- _Input for this task_:
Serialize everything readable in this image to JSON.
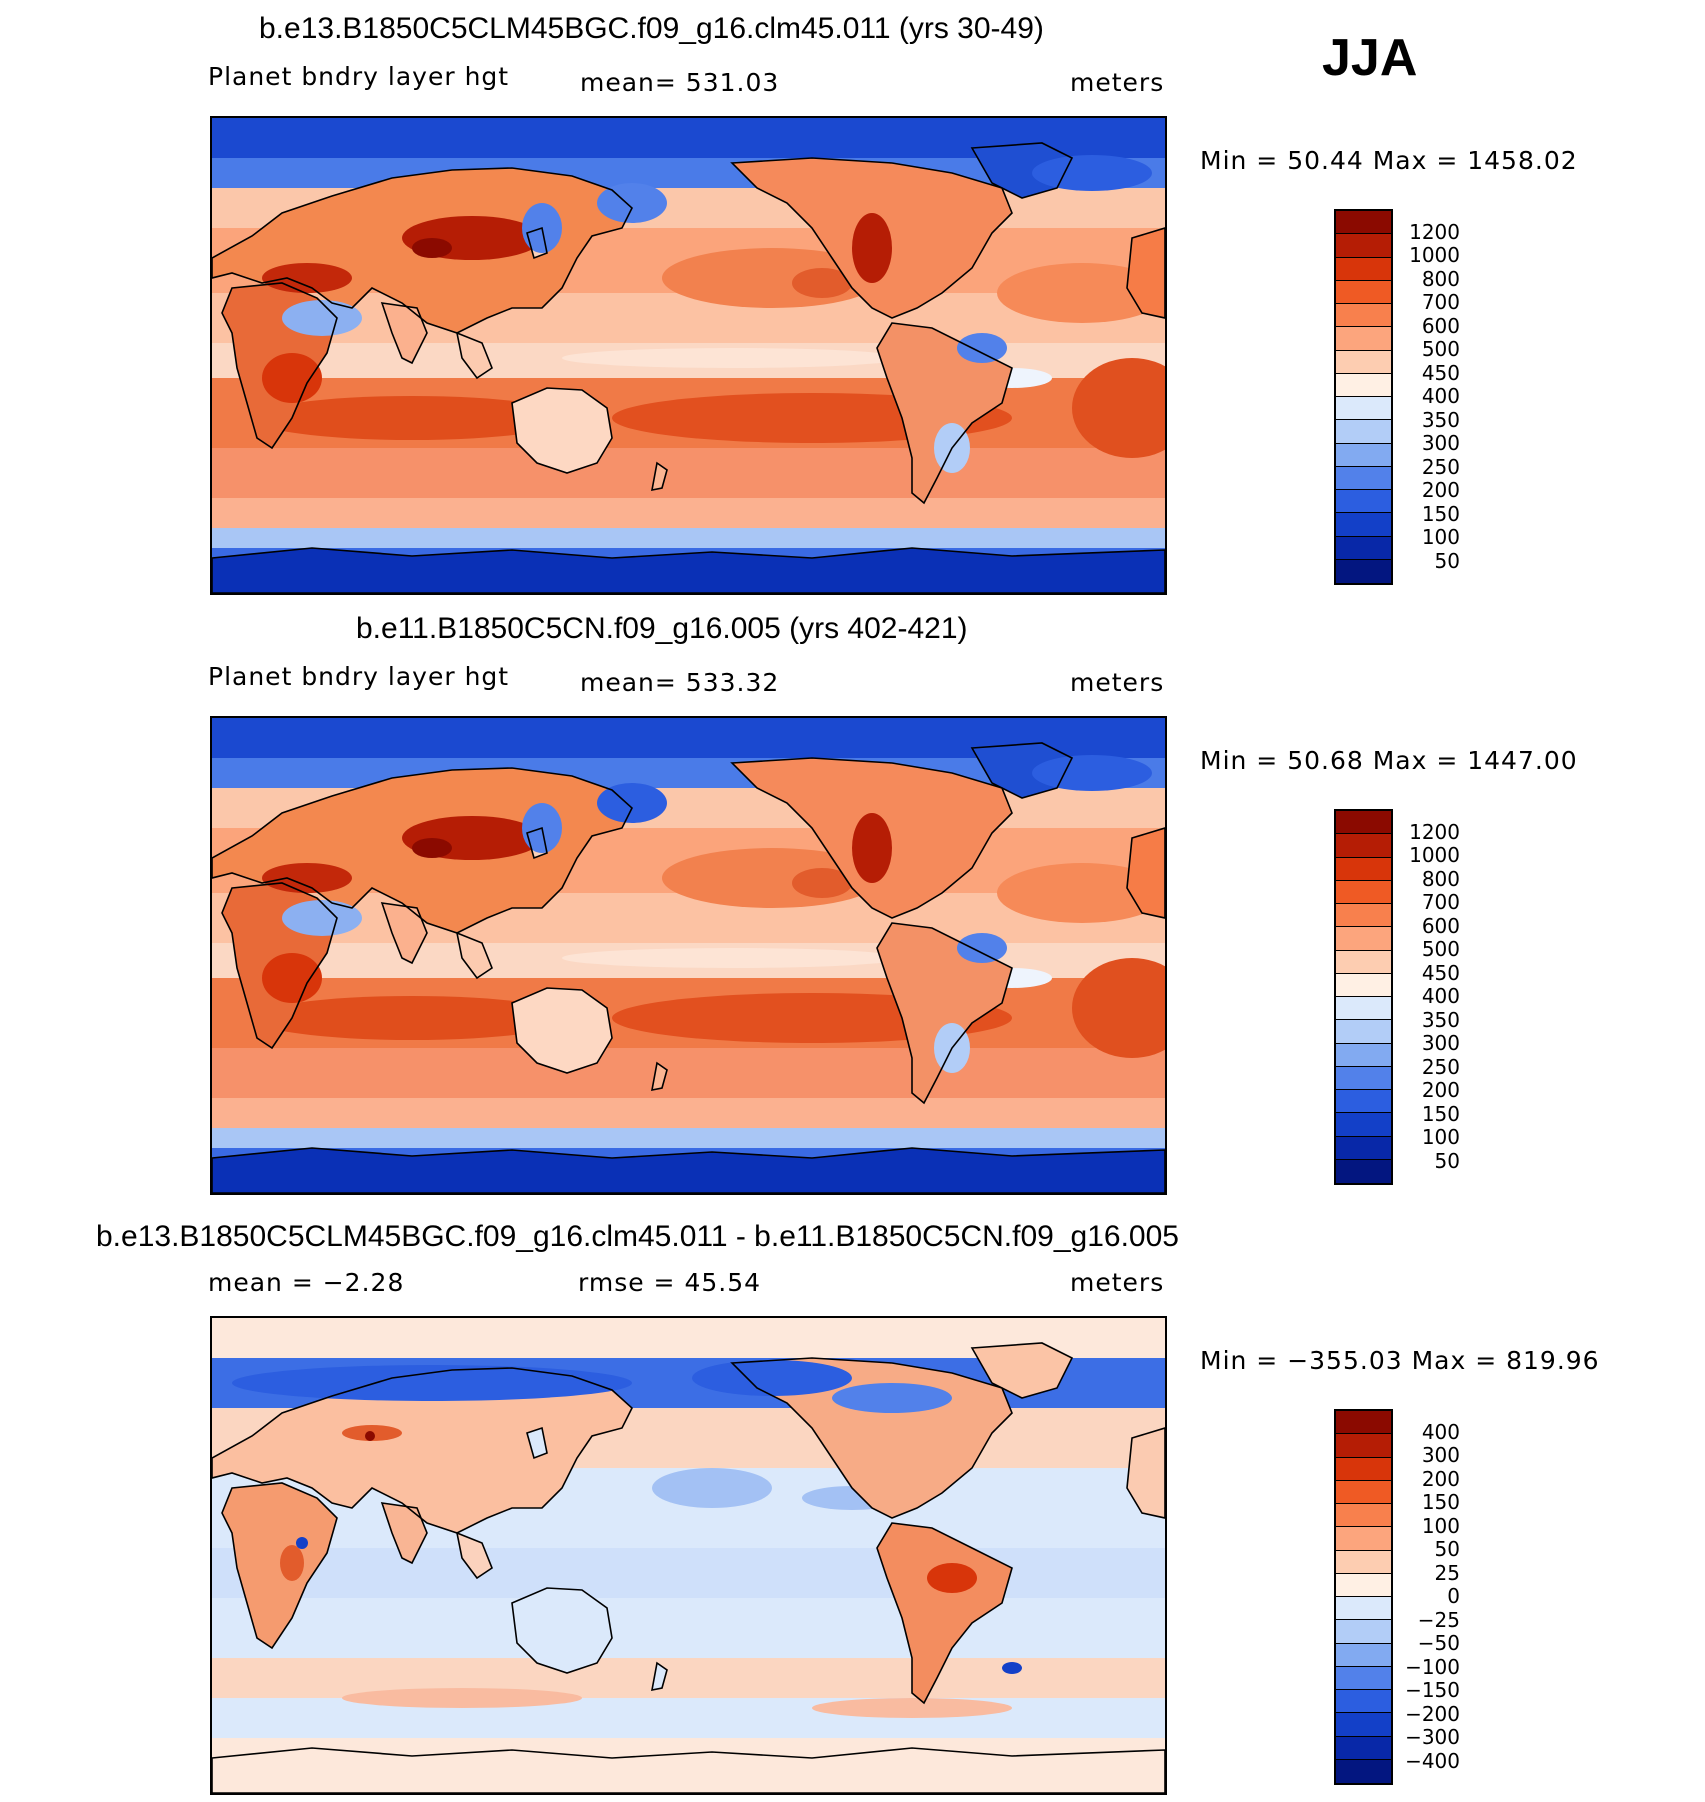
{
  "season_label": "JJA",
  "panels": [
    {
      "title": "b.e13.B1850C5CLM45BGC.f09_g16.clm45.011 (yrs 30-49)",
      "left_label": "Planet bndry layer hgt",
      "center_label": "mean= 531.03",
      "units": "meters",
      "minmax": "Min =   50.44 Max = 1458.02",
      "colorbar": {
        "labels": [
          "1200",
          "1000",
          "800",
          "700",
          "600",
          "500",
          "450",
          "400",
          "350",
          "300",
          "250",
          "200",
          "150",
          "100",
          "50"
        ],
        "colors": [
          "#8b0a00",
          "#b51d05",
          "#d8350a",
          "#ef5a24",
          "#f8804d",
          "#fca57d",
          "#fdcdb1",
          "#fff0e4",
          "#dbe9fb",
          "#b2cdf7",
          "#82aaf1",
          "#5281ea",
          "#2c5ee0",
          "#1340c8",
          "#0828a8",
          "#031680"
        ]
      },
      "map_style": "pbl"
    },
    {
      "title": "b.e11.B1850C5CN.f09_g16.005 (yrs 402-421)",
      "left_label": "Planet bndry layer hgt",
      "center_label": "mean= 533.32",
      "units": "meters",
      "minmax": "Min =   50.68 Max = 1447.00",
      "colorbar": {
        "labels": [
          "1200",
          "1000",
          "800",
          "700",
          "600",
          "500",
          "450",
          "400",
          "350",
          "300",
          "250",
          "200",
          "150",
          "100",
          "50"
        ],
        "colors": [
          "#8b0a00",
          "#b51d05",
          "#d8350a",
          "#ef5a24",
          "#f8804d",
          "#fca57d",
          "#fdcdb1",
          "#fff0e4",
          "#dbe9fb",
          "#b2cdf7",
          "#82aaf1",
          "#5281ea",
          "#2c5ee0",
          "#1340c8",
          "#0828a8",
          "#031680"
        ]
      },
      "map_style": "pbl"
    },
    {
      "title": "b.e13.B1850C5CLM45BGC.f09_g16.clm45.011 - b.e11.B1850C5CN.f09_g16.005",
      "left_label": "mean =   −2.28",
      "center_label": "rmse =   45.54",
      "units": "meters",
      "minmax": "Min = −355.03 Max = 819.96",
      "colorbar": {
        "labels": [
          "400",
          "300",
          "200",
          "150",
          "100",
          "50",
          "25",
          "0",
          "−25",
          "−50",
          "−100",
          "−150",
          "−200",
          "−300",
          "−400"
        ],
        "colors": [
          "#8b0a00",
          "#b51d05",
          "#d8350a",
          "#ef5a24",
          "#f8804d",
          "#fca57d",
          "#fdcdb1",
          "#fff0e4",
          "#dbe9fb",
          "#b2cdf7",
          "#82aaf1",
          "#5281ea",
          "#2c5ee0",
          "#1340c8",
          "#0828a8",
          "#031680"
        ]
      },
      "map_style": "diff"
    }
  ]
}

- _What you should do_:
Search the records above for "title". Copy each line where it is found.

- _Response below_:
      "title": "b.e13.B1850C5CLM45BGC.f09_g16.clm45.011 (yrs 30-49)",
      "title": "b.e11.B1850C5CN.f09_g16.005 (yrs 402-421)",
      "title": "b.e13.B1850C5CLM45BGC.f09_g16.clm45.011 - b.e11.B1850C5CN.f09_g16.005",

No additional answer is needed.